■ **Data**:
--- begin ---

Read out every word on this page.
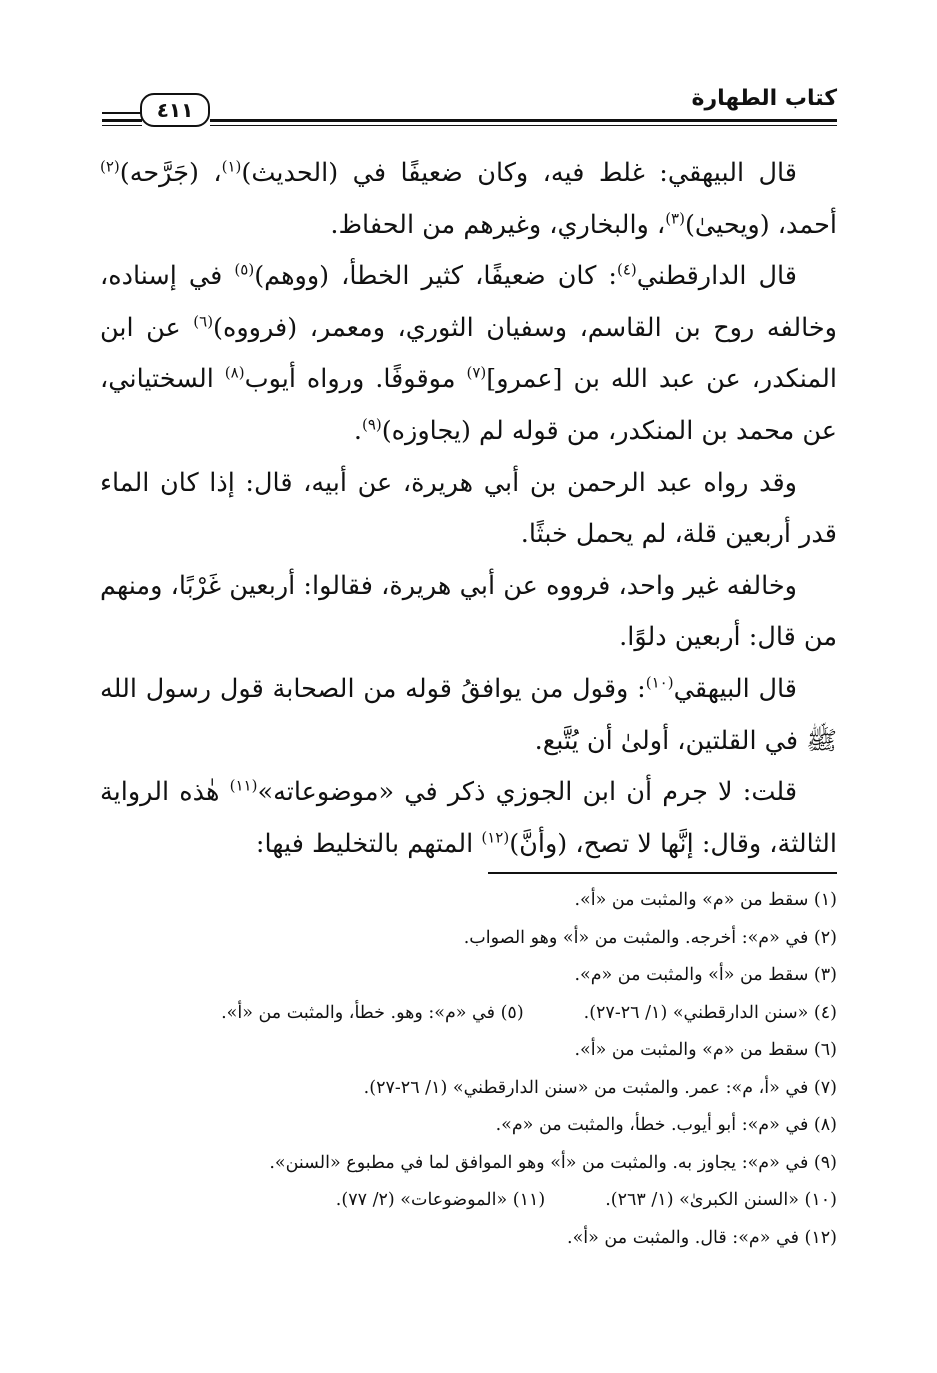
كتاب الطهارة
٤١١

قال البيهقي: غلط فيه، وكان ضعيفًا في (الحديث)$^{(١)}$، (جَرَّحه)$^{(٢)}$ أحمد، (ويحيىٰ)$^{(٣)}$، والبخاري، وغيرهم من الحفاظ.

قال الدارقطني$^{(٤)}$: كان ضعيفًا، كثير الخطأ، (ووهم)$^{(٥)}$ في إسناده، وخالفه روح بن القاسم، وسفيان الثوري، ومعمر، (فرووه)$^{(٦)}$ عن ابن المنكدر، عن عبد الله بن [عمرو]$^{(٧)}$ موقوفًا. ورواه أيوب$^{(٨)}$ السختياني، عن محمد بن المنكدر، من قوله لم (يجاوزه)$^{(٩)}$.

وقد رواه عبد الرحمن بن أبي هريرة، عن أبيه، قال: إذا كان الماء قدر أربعين قلة، لم يحمل خبثًا.

وخالفه غير واحد، فرووه عن أبي هريرة، فقالوا: أربعين غَرْبًا، ومنهم من قال: أربعين دلوًا.

قال البيهقي$^{(١٠)}$: وقول من يوافقُ قوله من الصحابة قول رسول الله ﷺ في القلتين، أولىٰ أن يُتَّبع.

قلت: لا جرم أن ابن الجوزي ذكر في «موضوعاته»$^{(١١)}$ هٰذه الرواية الثالثة، وقال: إنَّها لا تصح، (وأنَّ)$^{(١٢)}$ المتهم بالتخليط فيها:

(١) سقط من «م» والمثبت من «أ».
(٢) في «م»: أخرجه. والمثبت من «أ» وهو الصواب.
(٣) سقط من «أ» والمثبت من «م».
(٤) «سنن الدارقطني» (١/ ٢٦-٢٧).
(٥) في «م»: وهو. خطأ، والمثبت من «أ».
(٦) سقط من «م» والمثبت من «أ».
(٧) في «أ، م»: عمر. والمثبت من «سنن الدارقطني» (١/ ٢٦-٢٧).
(٨) في «م»: أبو أيوب. خطأ، والمثبت من «م».
(٩) في «م»: يجاوز به. والمثبت من «أ» وهو الموافق لما في مطبوع «السنن».
(١٠) «السنن الكبرىٰ» (١/ ٢٦٣).
(١١) «الموضوعات» (٢/ ٧٧).
(١٢) في «م»: قال. والمثبت من «أ».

--- end ---

■ **What to do**: Leaving the pictures aside, transcribe the entire listing exactly.

■ **Exercise response**:
Read out every word on this page.
كتاب الطهارة
٤١١

قال البيهقي: غلط فيه، وكان ضعيفًا في (الحديث)$^{(١)}$، (جَرَّحه)$^{(٢)}$ أحمد، (ويحيىٰ)$^{(٣)}$، والبخاري، وغيرهم من الحفاظ.

قال الدارقطني$^{(٤)}$: كان ضعيفًا، كثير الخطأ، (ووهم)$^{(٥)}$ في إسناده، وخالفه روح بن القاسم، وسفيان الثوري، ومعمر، (فرووه)$^{(٦)}$ عن ابن المنكدر، عن عبد الله بن [عمرو]$^{(٧)}$ موقوفًا. ورواه أيوب$^{(٨)}$ السختياني، عن محمد بن المنكدر، من قوله لم (يجاوزه)$^{(٩)}$.

وقد رواه عبد الرحمن بن أبي هريرة، عن أبيه، قال: إذا كان الماء قدر أربعين قلة، لم يحمل خبثًا.

وخالفه غير واحد، فرووه عن أبي هريرة، فقالوا: أربعين غَرْبًا، ومنهم من قال: أربعين دلوًا.

قال البيهقي$^{(١٠)}$: وقول من يوافقُ قوله من الصحابة قول رسول الله ﷺ في القلتين، أولىٰ أن يُتَّبع.

قلت: لا جرم أن ابن الجوزي ذكر في «موضوعاته»$^{(١١)}$ هٰذه الرواية الثالثة، وقال: إنَّها لا تصح، (وأنَّ)$^{(١٢)}$ المتهم بالتخليط فيها:

(١) سقط من «م» والمثبت من «أ».
(٢) في «م»: أخرجه. والمثبت من «أ» وهو الصواب.
(٣) سقط من «أ» والمثبت من «م».
(٤) «سنن الدارقطني» (١/ ٢٦-٢٧).
(٥) في «م»: وهو. خطأ، والمثبت من «أ».
(٦) سقط من «م» والمثبت من «أ».
(٧) في «أ، م»: عمر. والمثبت من «سنن الدارقطني» (١/ ٢٦-٢٧).
(٨) في «م»: أبو أيوب. خطأ، والمثبت من «م».
(٩) في «م»: يجاوز به. والمثبت من «أ» وهو الموافق لما في مطبوع «السنن».
(١٠) «السنن الكبرىٰ» (١/ ٢٦٣).
(١١) «الموضوعات» (٢/ ٧٧).
(١٢) في «م»: قال. والمثبت من «أ».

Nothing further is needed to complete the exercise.